▶ [Your objective]: Where does "concentration" occur in the listing? Copy every line that holds it.

▶ [Given records]:
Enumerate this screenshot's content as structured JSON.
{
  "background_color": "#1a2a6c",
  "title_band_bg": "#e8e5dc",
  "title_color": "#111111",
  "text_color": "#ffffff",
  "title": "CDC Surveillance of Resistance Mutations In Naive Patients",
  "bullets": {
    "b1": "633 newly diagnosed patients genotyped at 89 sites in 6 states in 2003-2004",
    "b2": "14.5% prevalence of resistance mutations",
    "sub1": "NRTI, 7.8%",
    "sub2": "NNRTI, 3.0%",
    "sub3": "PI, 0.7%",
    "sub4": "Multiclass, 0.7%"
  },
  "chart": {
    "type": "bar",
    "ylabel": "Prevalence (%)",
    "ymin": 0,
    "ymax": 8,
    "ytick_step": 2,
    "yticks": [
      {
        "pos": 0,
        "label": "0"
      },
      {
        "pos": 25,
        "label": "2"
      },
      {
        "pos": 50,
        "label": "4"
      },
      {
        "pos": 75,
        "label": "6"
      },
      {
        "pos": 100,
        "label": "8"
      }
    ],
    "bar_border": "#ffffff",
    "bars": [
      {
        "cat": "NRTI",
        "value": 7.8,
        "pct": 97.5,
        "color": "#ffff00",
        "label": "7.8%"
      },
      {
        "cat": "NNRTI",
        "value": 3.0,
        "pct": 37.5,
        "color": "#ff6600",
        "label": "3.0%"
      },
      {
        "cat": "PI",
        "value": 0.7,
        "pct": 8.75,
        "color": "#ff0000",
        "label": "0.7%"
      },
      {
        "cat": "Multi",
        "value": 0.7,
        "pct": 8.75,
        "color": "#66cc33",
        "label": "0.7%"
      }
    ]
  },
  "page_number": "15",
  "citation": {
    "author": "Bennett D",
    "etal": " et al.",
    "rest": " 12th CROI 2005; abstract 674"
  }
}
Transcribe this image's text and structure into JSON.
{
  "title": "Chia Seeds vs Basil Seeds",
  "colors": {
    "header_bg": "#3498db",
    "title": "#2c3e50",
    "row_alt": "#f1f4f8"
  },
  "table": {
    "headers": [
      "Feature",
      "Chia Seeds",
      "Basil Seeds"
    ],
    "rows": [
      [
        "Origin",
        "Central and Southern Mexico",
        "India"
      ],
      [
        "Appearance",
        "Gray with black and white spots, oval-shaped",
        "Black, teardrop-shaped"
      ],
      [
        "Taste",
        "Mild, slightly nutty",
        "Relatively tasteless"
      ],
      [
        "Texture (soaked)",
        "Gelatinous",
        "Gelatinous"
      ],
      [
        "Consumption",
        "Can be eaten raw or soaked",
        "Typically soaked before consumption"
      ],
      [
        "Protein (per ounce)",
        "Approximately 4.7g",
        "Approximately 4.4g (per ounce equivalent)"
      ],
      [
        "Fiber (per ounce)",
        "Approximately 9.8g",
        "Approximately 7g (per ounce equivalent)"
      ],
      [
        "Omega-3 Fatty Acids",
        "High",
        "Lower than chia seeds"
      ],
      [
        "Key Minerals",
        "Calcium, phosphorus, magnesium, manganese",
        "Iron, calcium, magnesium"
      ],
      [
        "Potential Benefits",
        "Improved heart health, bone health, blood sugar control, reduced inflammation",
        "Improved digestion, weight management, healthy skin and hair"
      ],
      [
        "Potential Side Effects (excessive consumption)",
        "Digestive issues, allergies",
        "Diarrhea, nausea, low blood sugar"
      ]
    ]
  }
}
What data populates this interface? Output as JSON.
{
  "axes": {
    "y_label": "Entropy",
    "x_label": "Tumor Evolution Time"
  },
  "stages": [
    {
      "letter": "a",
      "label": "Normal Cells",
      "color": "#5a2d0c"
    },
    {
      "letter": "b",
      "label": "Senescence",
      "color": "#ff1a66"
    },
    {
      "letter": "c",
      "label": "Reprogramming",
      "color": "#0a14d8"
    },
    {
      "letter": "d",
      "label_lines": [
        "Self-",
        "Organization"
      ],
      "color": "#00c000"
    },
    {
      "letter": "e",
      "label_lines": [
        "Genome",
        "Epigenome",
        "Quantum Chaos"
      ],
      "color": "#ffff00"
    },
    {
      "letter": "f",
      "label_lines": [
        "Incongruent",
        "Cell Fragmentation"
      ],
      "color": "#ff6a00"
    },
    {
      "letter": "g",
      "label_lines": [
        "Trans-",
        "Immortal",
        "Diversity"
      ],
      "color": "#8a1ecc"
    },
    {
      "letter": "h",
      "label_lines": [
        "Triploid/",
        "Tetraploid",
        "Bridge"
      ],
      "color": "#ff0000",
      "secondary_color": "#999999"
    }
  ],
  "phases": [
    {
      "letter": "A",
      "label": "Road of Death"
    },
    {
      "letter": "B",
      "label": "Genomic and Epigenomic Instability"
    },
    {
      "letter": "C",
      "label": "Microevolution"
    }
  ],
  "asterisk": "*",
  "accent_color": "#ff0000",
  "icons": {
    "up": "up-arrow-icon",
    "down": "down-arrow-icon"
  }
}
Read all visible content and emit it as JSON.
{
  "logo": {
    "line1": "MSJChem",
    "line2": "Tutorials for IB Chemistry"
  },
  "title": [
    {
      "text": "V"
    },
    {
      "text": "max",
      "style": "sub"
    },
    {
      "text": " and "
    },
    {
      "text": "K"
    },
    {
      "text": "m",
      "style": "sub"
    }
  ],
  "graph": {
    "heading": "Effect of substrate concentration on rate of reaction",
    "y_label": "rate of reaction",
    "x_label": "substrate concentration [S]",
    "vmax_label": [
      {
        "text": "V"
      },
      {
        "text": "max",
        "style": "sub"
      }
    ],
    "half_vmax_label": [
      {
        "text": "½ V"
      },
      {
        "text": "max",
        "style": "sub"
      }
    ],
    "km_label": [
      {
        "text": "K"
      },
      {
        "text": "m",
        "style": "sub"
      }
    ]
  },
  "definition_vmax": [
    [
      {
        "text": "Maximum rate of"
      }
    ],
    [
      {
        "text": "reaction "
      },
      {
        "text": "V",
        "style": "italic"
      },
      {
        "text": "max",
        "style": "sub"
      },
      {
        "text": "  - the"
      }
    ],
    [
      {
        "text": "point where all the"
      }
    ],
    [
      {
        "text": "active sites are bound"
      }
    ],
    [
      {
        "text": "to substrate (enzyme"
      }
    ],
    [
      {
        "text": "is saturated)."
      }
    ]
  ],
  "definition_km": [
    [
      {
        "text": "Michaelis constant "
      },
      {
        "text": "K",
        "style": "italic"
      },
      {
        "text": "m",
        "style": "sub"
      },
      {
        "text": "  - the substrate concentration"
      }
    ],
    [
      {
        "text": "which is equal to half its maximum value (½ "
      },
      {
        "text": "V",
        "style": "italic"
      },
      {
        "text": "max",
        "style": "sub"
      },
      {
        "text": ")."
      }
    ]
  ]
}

▶ [Task answer]:
    "heading": "Effect of substrate concentration on rate of reaction",
    "x_label": "substrate concentration [S]",
        "text": "  - the substrate concentration"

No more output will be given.